Copy each line below that contains "JSON".
— Start Available records —
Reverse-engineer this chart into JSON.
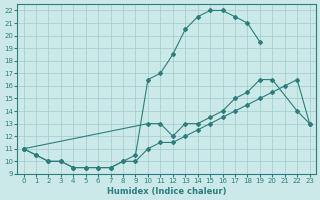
{
  "xlabel": "Humidex (Indice chaleur)",
  "bg_color": "#cce9e9",
  "grid_color": "#a0cccc",
  "line_color": "#2d7d7d",
  "xlim": [
    -0.5,
    23.5
  ],
  "ylim": [
    9,
    22.5
  ],
  "xticks": [
    0,
    1,
    2,
    3,
    4,
    5,
    6,
    7,
    8,
    9,
    10,
    11,
    12,
    13,
    14,
    15,
    16,
    17,
    18,
    19,
    20,
    21,
    22,
    23
  ],
  "yticks": [
    9,
    10,
    11,
    12,
    13,
    14,
    15,
    16,
    17,
    18,
    19,
    20,
    21,
    22
  ],
  "line1_x": [
    0,
    1,
    2,
    3,
    4,
    5,
    6,
    7,
    8,
    9,
    10,
    11,
    12,
    13,
    14,
    15,
    16,
    17,
    18,
    19
  ],
  "line1_y": [
    11,
    10.5,
    10,
    10,
    9.5,
    9.5,
    9.5,
    9.5,
    10,
    10.5,
    16.5,
    17,
    18.5,
    20.5,
    21.5,
    22,
    22,
    21.5,
    21,
    19.5
  ],
  "line2_x": [
    0,
    10,
    11,
    12,
    13,
    14,
    15,
    16,
    17,
    18,
    19,
    20,
    22,
    23
  ],
  "line2_y": [
    11,
    13,
    13,
    12,
    13,
    13,
    13.5,
    14,
    15,
    15.5,
    16.5,
    16.5,
    14,
    13
  ],
  "line3_x": [
    0,
    1,
    2,
    3,
    4,
    5,
    6,
    7,
    8,
    9,
    10,
    11,
    12,
    13,
    14,
    15,
    16,
    17,
    18,
    19,
    20,
    21,
    22,
    23
  ],
  "line3_y": [
    11,
    10.5,
    10,
    10,
    9.5,
    9.5,
    9.5,
    9.5,
    10,
    10,
    11,
    11.5,
    11.5,
    12,
    12.5,
    13,
    13.5,
    14,
    14.5,
    15,
    15.5,
    16,
    16.5,
    13
  ],
  "xlabel_fontsize": 6,
  "tick_fontsize": 5
}
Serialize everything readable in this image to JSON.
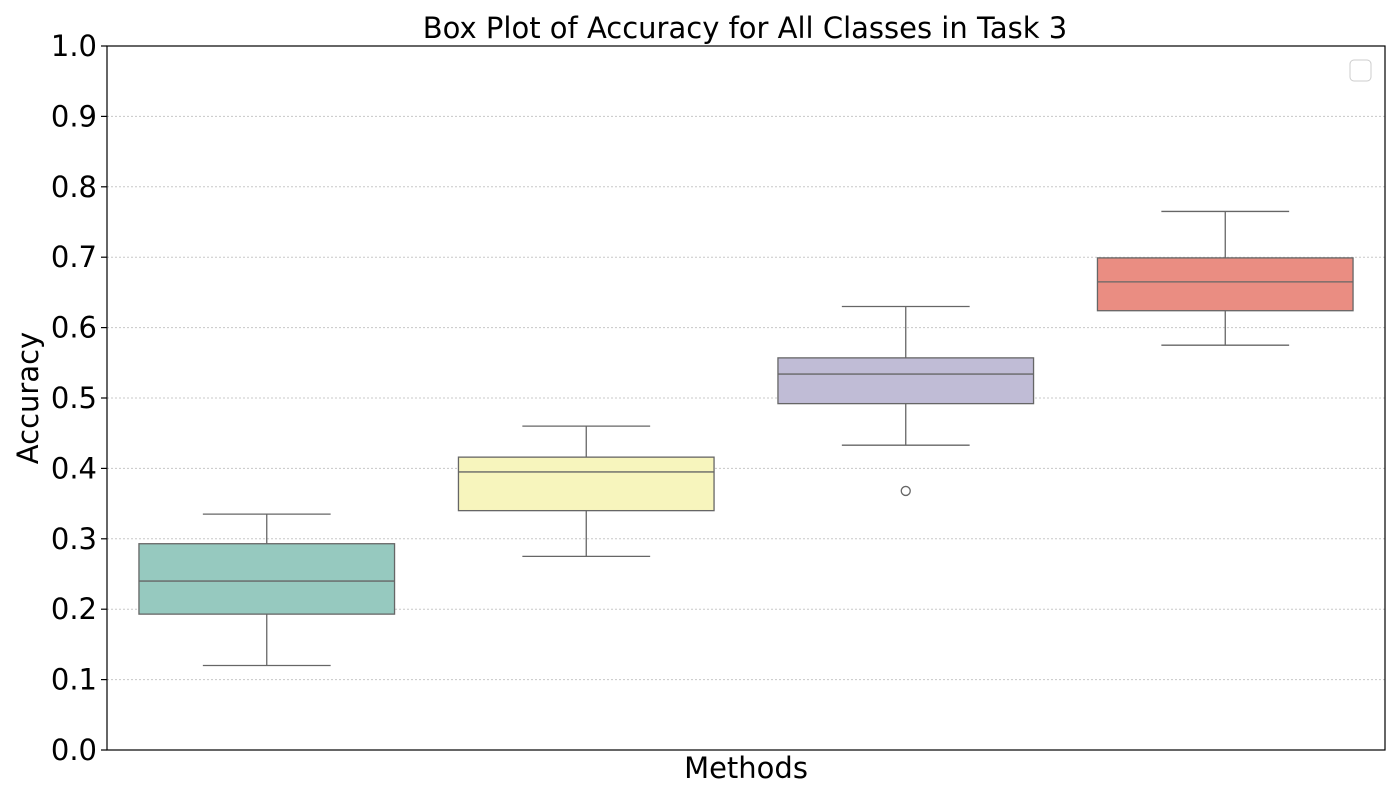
— End Available records —
Answer to the task:
Reverse-engineer this chart into JSON.
Serialize everything readable in this image to JSON.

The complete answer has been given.